**Aim**
Only the lines holding the string "JSON" are needed. Copy each one.

**Listing**
┌──

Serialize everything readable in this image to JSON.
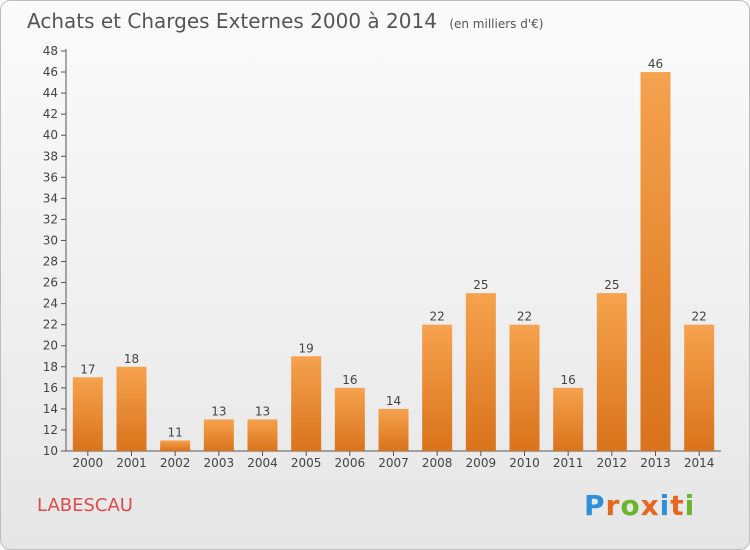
{
  "header": {
    "title": "Achats et Charges Externes 2000 à 2014",
    "subtitle": "(en milliers d'€)"
  },
  "footer": {
    "commune": "LABESCAU",
    "logo_text": "Proxiti"
  },
  "colors": {
    "bar_light": "#f6a24e",
    "bar_dark": "#d9731b",
    "commune_text": "#e04a4a",
    "logo": [
      "#2f8fd8",
      "#e8671f",
      "#6bb52c",
      "#e8671f",
      "#2f8fd8",
      "#e8671f",
      "#6bb52c"
    ]
  },
  "chart_data": {
    "type": "bar",
    "title": "Achats et Charges Externes 2000 à 2014",
    "subtitle": "(en milliers d'€)",
    "xlabel": "",
    "ylabel": "",
    "categories": [
      "2000",
      "2001",
      "2002",
      "2003",
      "2004",
      "2005",
      "2006",
      "2007",
      "2008",
      "2009",
      "2010",
      "2011",
      "2012",
      "2013",
      "2014"
    ],
    "values": [
      17,
      18,
      11,
      13,
      13,
      19,
      16,
      14,
      22,
      25,
      22,
      16,
      25,
      46,
      22
    ],
    "ylim": [
      10,
      48
    ],
    "yticks": [
      10,
      12,
      14,
      16,
      18,
      20,
      22,
      24,
      26,
      28,
      30,
      32,
      34,
      36,
      38,
      40,
      42,
      44,
      46,
      48
    ],
    "grid": false,
    "legend": "none"
  }
}
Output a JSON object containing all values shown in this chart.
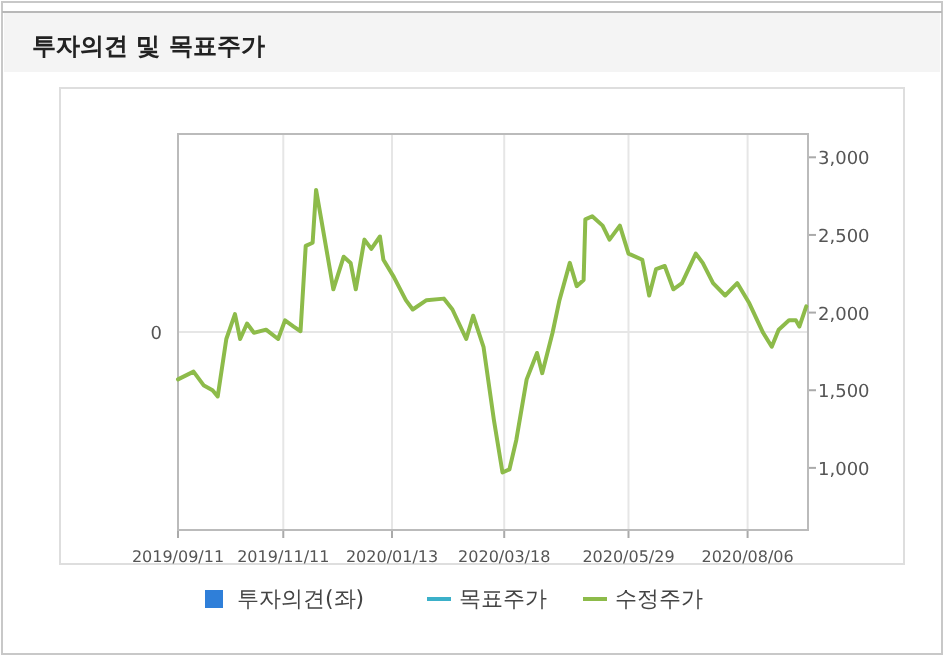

└──

**Response to the exercise**
Serialize everything readable in this image to JSON.
Output a JSON object containing all values shown in this chart.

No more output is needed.